- [Challenge]: Check every line of the entries that follow, and copy the ones containing "oftmals".

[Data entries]

+ + + +

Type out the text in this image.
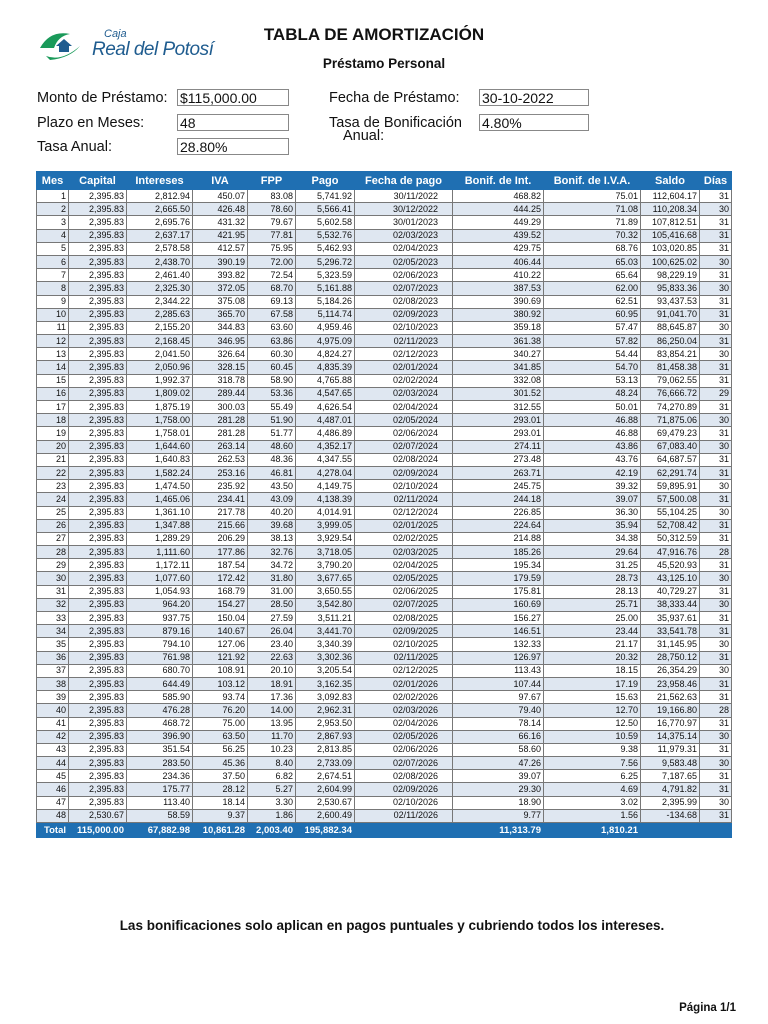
Caja
Real del Potosí
TABLA DE AMORTIZACIÓN
Préstamo Personal
Monto de Préstamo: $115,000.00
Plazo en Meses:	48
Tasa Anual:	28.80%
Fecha de Préstamo: 30-10-2022
Tasa de Bonificación
Anual:
4.80%
Mes	Capital	Intereses	IVA	FPP	Pago	Fecha de pago	Bonif. de Int.	Bonif. de I.V.A.	Saldo	Días
1	2,395.83	2,812.94	450.07	83.08	5,741.92	30/11/2022	468.82	75.01	112,604.17	31
2	2,395.83	2,665.50	426.48	78.60	5,566.41	30/12/2022	444.25	71.08	110,208.34	30
3	2,395.83	2,695.76	431.32	79.67	5,602.58	30/01/2023	449.29	71.89	107,812.51	31
4	2,395.83	2,637.17	421.95	77.81	5,532.76	02/03/2023	439.52	70.32	105,416.68	31
5	2,395.83	2,578.58	412.57	75.95	5,462.93	02/04/2023	429.75	68.76	103,020.85	31
6	2,395.83	2,438.70	390.19	72.00	5,296.72	02/05/2023	406.44	65.03	100,625.02	30
7	2,395.83	2,461.40	393.82	72.54	5,323.59	02/06/2023	410.22	65.64	98,229.19	31
8	2,395.83	2,325.30	372.05	68.70	5,161.88	02/07/2023	387.53	62.00	95,833.36	30
9	2,395.83	2,344.22	375.08	69.13	5,184.26	02/08/2023	390.69	62.51	93,437.53	31
10	2,395.83	2,285.63	365.70	67.58	5,114.74	02/09/2023	380.92	60.95	91,041.70	31
11	2,395.83	2,155.20	344.83	63.60	4,959.46	02/10/2023	359.18	57.47	88,645.87	30
12	2,395.83	2,168.45	346.95	63.86	4,975.09	02/11/2023	361.38	57.82	86,250.04	31
13	2,395.83	2,041.50	326.64	60.30	4,824.27	02/12/2023	340.27	54.44	83,854.21	30
14	2,395.83	2,050.96	328.15	60.45	4,835.39	02/01/2024	341.85	54.70	81,458.38	31
15	2,395.83	1,992.37	318.78	58.90	4,765.88	02/02/2024	332.08	53.13	79,062.55	31
16	2,395.83	1,809.02	289.44	53.36	4,547.65	02/03/2024	301.52	48.24	76,666.72	29
17	2,395.83	1,875.19	300.03	55.49	4,626.54	02/04/2024	312.55	50.01	74,270.89	31
18	2,395.83	1,758.00	281.28	51.90	4,487.01	02/05/2024	293.01	46.88	71,875.06	30
19	2,395.83	1,758.01	281.28	51.77	4,486.89	02/06/2024	293.01	46.88	69,479.23	31
20	2,395.83	1,644.60	263.14	48.60	4,352.17	02/07/2024	274.11	43.86	67,083.40	30
21	2,395.83	1,640.83	262.53	48.36	4,347.55	02/08/2024	273.48	43.76	64,687.57	31
22	2,395.83	1,582.24	253.16	46.81	4,278.04	02/09/2024	263.71	42.19	62,291.74	31
23	2,395.83	1,474.50	235.92	43.50	4,149.75	02/10/2024	245.75	39.32	59,895.91	30
24	2,395.83	1,465.06	234.41	43.09	4,138.39	02/11/2024	244.18	39.07	57,500.08	31
25	2,395.83	1,361.10	217.78	40.20	4,014.91	02/12/2024	226.85	36.30	55,104.25	30
26	2,395.83	1,347.88	215.66	39.68	3,999.05	02/01/2025	224.64	35.94	52,708.42	31
27	2,395.83	1,289.29	206.29	38.13	3,929.54	02/02/2025	214.88	34.38	50,312.59	31
28	2,395.83	1,111.60	177.86	32.76	3,718.05	02/03/2025	185.26	29.64	47,916.76	28
29	2,395.83	1,172.11	187.54	34.72	3,790.20	02/04/2025	195.34	31.25	45,520.93	31
30	2,395.83	1,077.60	172.42	31.80	3,677.65	02/05/2025	179.59	28.73	43,125.10	30
31	2,395.83	1,054.93	168.79	31.00	3,650.55	02/06/2025	175.81	28.13	40,729.27	31
32	2,395.83	964.20	154.27	28.50	3,542.80	02/07/2025	160.69	25.71	38,333.44	30
33	2,395.83	937.75	150.04	27.59	3,511.21	02/08/2025	156.27	25.00	35,937.61	31
34	2,395.83	879.16	140.67	26.04	3,441.70	02/09/2025	146.51	23.44	33,541.78	31
35	2,395.83	794.10	127.06	23.40	3,340.39	02/10/2025	132.33	21.17	31,145.95	30
36	2,395.83	761.98	121.92	22.63	3,302.36	02/11/2025	126.97	20.32	28,750.12	31
37	2,395.83	680.70	108.91	20.10	3,205.54	02/12/2025	113.43	18.15	26,354.29	30
38	2,395.83	644.49	103.12	18.91	3,162.35	02/01/2026	107.44	17.19	23,958.46	31
39	2,395.83	585.90	93.74	17.36	3,092.83	02/02/2026	97.67	15.63	21,562.63	31
40	2,395.83	476.28	76.20	14.00	2,962.31	02/03/2026	79.40	12.70	19,166.80	28
41	2,395.83	468.72	75.00	13.95	2,953.50	02/04/2026	78.14	12.50	16,770.97	31
42	2,395.83	396.90	63.50	11.70	2,867.93	02/05/2026	66.16	10.59	14,375.14	30
43	2,395.83	351.54	56.25	10.23	2,813.85	02/06/2026	58.60	9.38	11,979.31	31
44	2,395.83	283.50	45.36	8.40	2,733.09	02/07/2026	47.26	7.56	9,583.48	30
45	2,395.83	234.36	37.50	6.82	2,674.51	02/08/2026	39.07	6.25	7,187.65	31
46	2,395.83	175.77	28.12	5.27	2,604.99	02/09/2026	29.30	4.69	4,791.82	31
47	2,395.83	113.40	18.14	3.30	2,530.67	02/10/2026	18.90	3.02	2,395.99	30
48	2,530.67	58.59	9.37	1.86	2,600.49	02/11/2026	9.77	1.56	-134.68	31
Total	115,000.00	67,882.98	10,861.28	2,003.40	195,882.34		11,313.79	1,810.21		
Las bonificaciones solo aplican en pagos puntuales y cubriendo todos los intereses.
Página 1/1
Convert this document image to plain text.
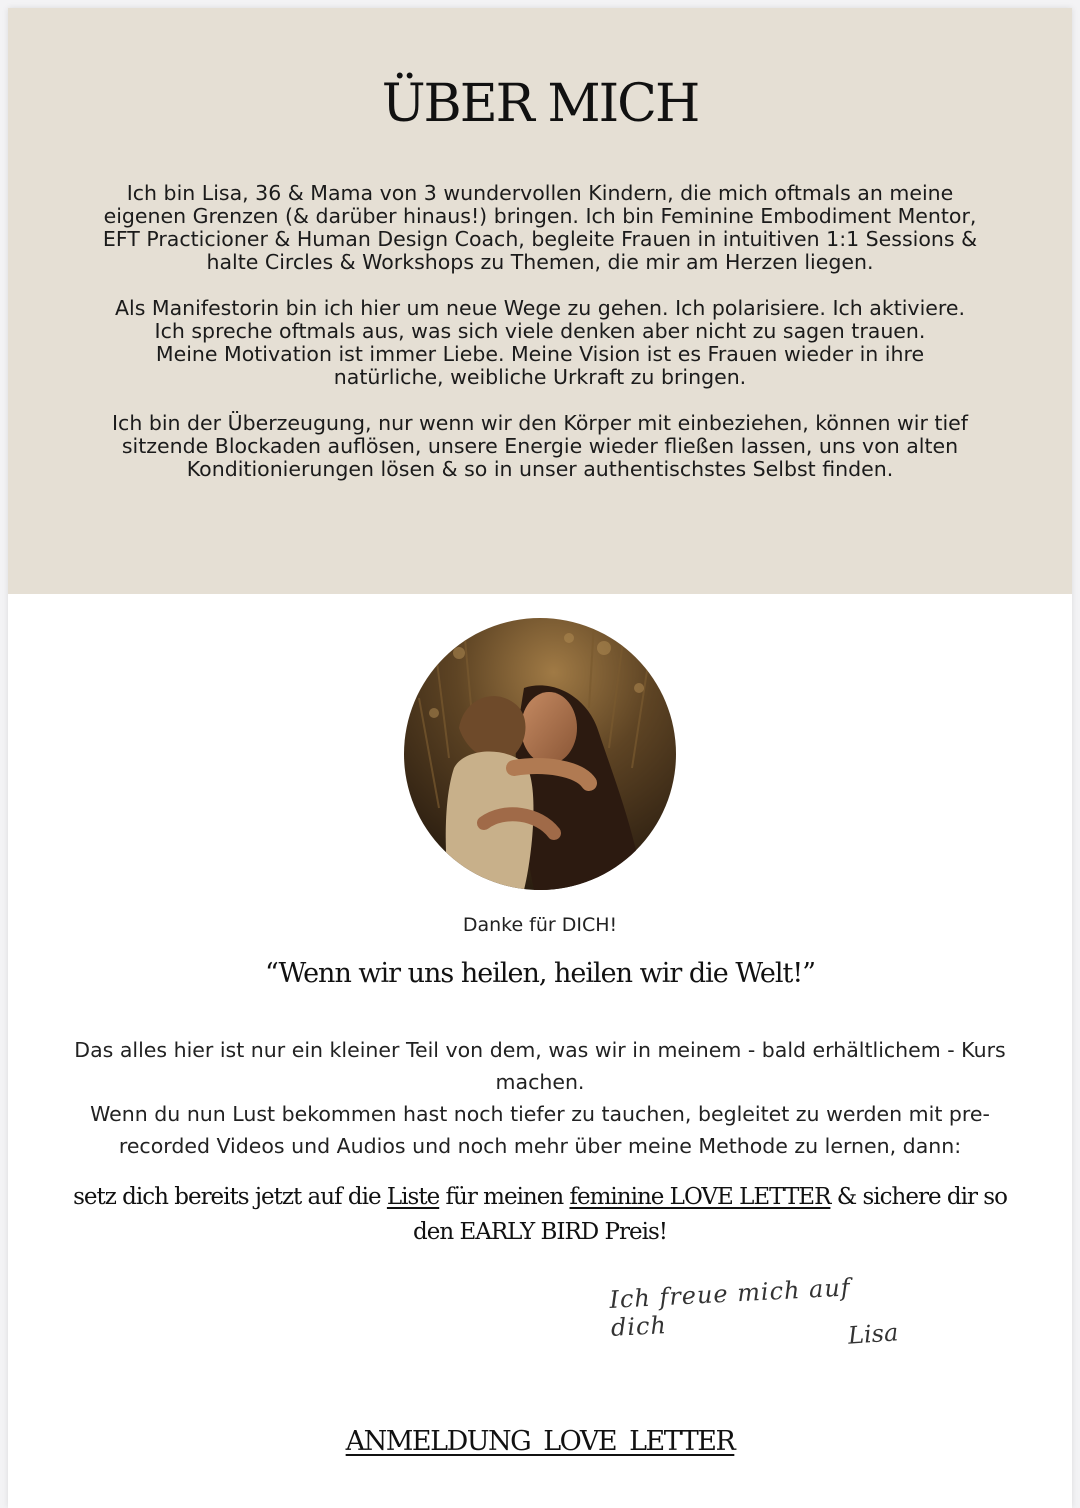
ÜBER MICH

Ich bin Lisa, 36 & Mama von 3 wundervollen Kindern, die mich oftmals an meine eigenen Grenzen (& darüber hinaus!) bringen. Ich bin Feminine Embodiment Mentor, EFT Practicioner & Human Design Coach, begleite Frauen in intuitiven 1:1 Sessions & halte Circles & Workshops zu Themen, die mir am Herzen liegen.

Als Manifestorin bin ich hier um neue Wege zu gehen. Ich polarisiere. Ich aktiviere. Ich spreche oftmals aus, was sich viele denken aber nicht zu sagen trauen.

Meine Motivation ist immer Liebe. Meine Vision ist es Frauen wieder in ihre natürliche, weibliche Urkraft zu bringen.

Ich bin der Überzeugung, nur wenn wir den Körper mit einbeziehen, können wir tief sitzende Blockaden auflösen, unsere Energie wieder fließen lassen, uns von alten Konditionierungen lösen & so in unser authentischstes Selbst finden.

Danke für DICH!
“Wenn wir uns heilen, heilen wir die Welt!”

Das alles hier ist nur ein kleiner Teil von dem, was wir in meinem - bald erhältlichem - Kurs machen.

Wenn du nun Lust bekommen hast noch tiefer zu tauchen, begleitet zu werden mit pre-recorded Videos und Audios und noch mehr über meine Methode zu lernen, dann:

setz dich bereits jetzt auf die Liste für meinen feminine LOVE LETTER & sichere dir so den EARLY BIRD Preis!
Ich freue mich auf dich	Lisa
ANMELDUNG LOVE LETTER
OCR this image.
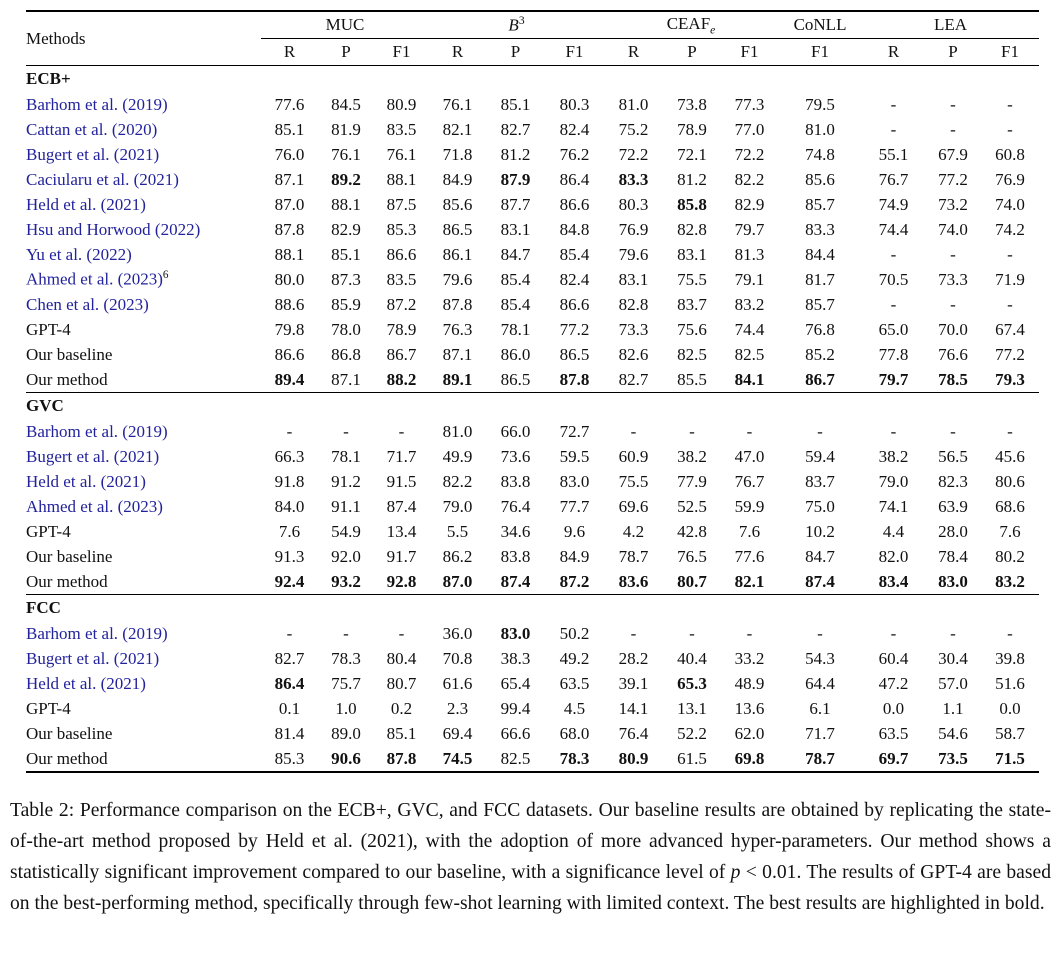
Methods	MUC			$B^3$			$CEAF_e$			CoNLL	LEA		
	R	P	F1	R	P	F1	R	P	F1	F1	R	P	F1
ECB+													
Barhom et al. (2019)	77.6	84.5	80.9	76.1	85.1	80.3	81.0	73.8	77.3	79.5	-	-	-
Cattan et al. (2020)	85.1	81.9	83.5	82.1	82.7	82.4	75.2	78.9	77.0	81.0	-	-	-
Bugert et al. (2021)	76.0	76.1	76.1	71.8	81.2	76.2	72.2	72.1	72.2	74.8	55.1	67.9	60.8
Caciularu et al. (2021)	87.1	89.2	88.1	84.9	87.9	86.4	83.3	81.2	82.2	85.6	76.7	77.2	76.9
Held et al. (2021)	87.0	88.1	87.5	85.6	87.7	86.6	80.3	85.8	82.9	85.7	74.9	73.2	74.0
Hsu and Horwood (2022)	87.8	82.9	85.3	86.5	83.1	84.8	76.9	82.8	79.7	83.3	74.4	74.0	74.2
Yu et al. (2022)	88.1	85.1	86.6	86.1	84.7	85.4	79.6	83.1	81.3	84.4	-	-	-
Ahmed et al. (2023)$^6$	80.0	87.3	83.5	79.6	85.4	82.4	83.1	75.5	79.1	81.7	70.5	73.3	71.9
Chen et al. (2023)	88.6	85.9	87.2	87.8	85.4	86.6	82.8	83.7	83.2	85.7	-	-	-
GPT-4	79.8	78.0	78.9	76.3	78.1	77.2	73.3	75.6	74.4	76.8	65.0	70.0	67.4
Our baseline	86.6	86.8	86.7	87.1	86.0	86.5	82.6	82.5	82.5	85.2	77.8	76.6	77.2
Our method	89.4	87.1	88.2	89.1	86.5	87.8	82.7	85.5	84.1	86.7	79.7	78.5	79.3
GVC													
Barhom et al. (2019)	-	-	-	81.0	66.0	72.7	-	-	-	-	-	-	-
Bugert et al. (2021)	66.3	78.1	71.7	49.9	73.6	59.5	60.9	38.2	47.0	59.4	38.2	56.5	45.6
Held et al. (2021)	91.8	91.2	91.5	82.2	83.8	83.0	75.5	77.9	76.7	83.7	79.0	82.3	80.6
Ahmed et al. (2023)	84.0	91.1	87.4	79.0	76.4	77.7	69.6	52.5	59.9	75.0	74.1	63.9	68.6
GPT-4	7.6	54.9	13.4	5.5	34.6	9.6	4.2	42.8	7.6	10.2	4.4	28.0	7.6
Our baseline	91.3	92.0	91.7	86.2	83.8	84.9	78.7	76.5	77.6	84.7	82.0	78.4	80.2
Our method	92.4	93.2	92.8	87.0	87.4	87.2	83.6	80.7	82.1	87.4	83.4	83.0	83.2
FCC													
Barhom et al. (2019)	-	-	-	36.0	83.0	50.2	-	-	-	-	-	-	-
Bugert et al. (2021)	82.7	78.3	80.4	70.8	38.3	49.2	28.2	40.4	33.2	54.3	60.4	30.4	39.8
Held et al. (2021)	86.4	75.7	80.7	61.6	65.4	63.5	39.1	65.3	48.9	64.4	47.2	57.0	51.6
GPT-4	0.1	1.0	0.2	2.3	99.4	4.5	14.1	13.1	13.6	6.1	0.0	1.1	0.0
Our baseline	81.4	89.0	85.1	69.4	66.6	68.0	76.4	52.2	62.0	71.7	63.5	54.6	58.7
Our method	85.3	90.6	87.8	74.5	82.5	78.3	80.9	61.5	69.8	78.7	69.7	73.5	71.5

Table 2: Performance comparison on the ECB+, GVC, and FCC datasets. Our baseline results are obtained by replicating the state-of-the-art method proposed by Held et al. (2021), with the adoption of more advanced hyper-parameters. Our method shows a statistically significant improvement compared to our baseline, with a significance level of p < 0.01. The results of GPT-4 are based on the best-performing method, specifically through few-shot learning with limited context. The best results are highlighted in bold.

+ + + +

- [Answer]:
Ich bin Lisa, 36 & Mama von 3 wundervollen Kindern, die mich oftmals an meine eigenen Grenzen (& darüber hinaus!) bringen. Ich bin Feminine Embodiment Mentor, EFT Practicioner & Human Design Coach, begleite Frauen in intuitiven 1:1 Sessions & halte Circles & Workshops zu Themen, die mir am Herzen liegen.
Als Manifestorin bin ich hier um neue Wege zu gehen. Ich polarisiere. Ich aktiviere. Ich spreche oftmals aus, was sich viele denken aber nicht zu sagen trauen.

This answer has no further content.